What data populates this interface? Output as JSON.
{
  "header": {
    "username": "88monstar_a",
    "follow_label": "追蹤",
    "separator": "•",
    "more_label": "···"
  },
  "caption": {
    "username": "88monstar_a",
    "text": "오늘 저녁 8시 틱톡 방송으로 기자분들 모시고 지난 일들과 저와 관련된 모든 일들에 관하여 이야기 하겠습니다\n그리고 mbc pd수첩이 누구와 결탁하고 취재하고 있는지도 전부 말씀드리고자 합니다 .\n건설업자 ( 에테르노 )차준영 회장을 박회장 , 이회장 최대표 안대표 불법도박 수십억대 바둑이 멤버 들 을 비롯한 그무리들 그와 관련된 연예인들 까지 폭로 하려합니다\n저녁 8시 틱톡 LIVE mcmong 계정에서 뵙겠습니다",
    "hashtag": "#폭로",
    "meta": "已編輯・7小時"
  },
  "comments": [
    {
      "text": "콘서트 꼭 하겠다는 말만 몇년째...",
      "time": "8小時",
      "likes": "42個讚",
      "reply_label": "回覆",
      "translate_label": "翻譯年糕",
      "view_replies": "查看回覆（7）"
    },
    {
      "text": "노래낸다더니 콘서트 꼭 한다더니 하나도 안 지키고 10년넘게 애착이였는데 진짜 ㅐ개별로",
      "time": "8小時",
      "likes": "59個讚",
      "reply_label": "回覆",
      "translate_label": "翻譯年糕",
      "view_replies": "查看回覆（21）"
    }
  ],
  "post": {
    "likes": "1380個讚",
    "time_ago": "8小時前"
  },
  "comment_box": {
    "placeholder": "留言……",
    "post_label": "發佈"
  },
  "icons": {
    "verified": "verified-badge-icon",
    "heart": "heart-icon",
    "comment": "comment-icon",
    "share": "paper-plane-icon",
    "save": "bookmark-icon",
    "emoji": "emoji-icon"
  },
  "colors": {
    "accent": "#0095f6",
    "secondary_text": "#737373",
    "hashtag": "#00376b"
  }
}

******

▶ [TASK PROMPT]:
Report the number of lines holding the string "查看回覆", without any other words.

▶ [CORRECT ANSWER]:
2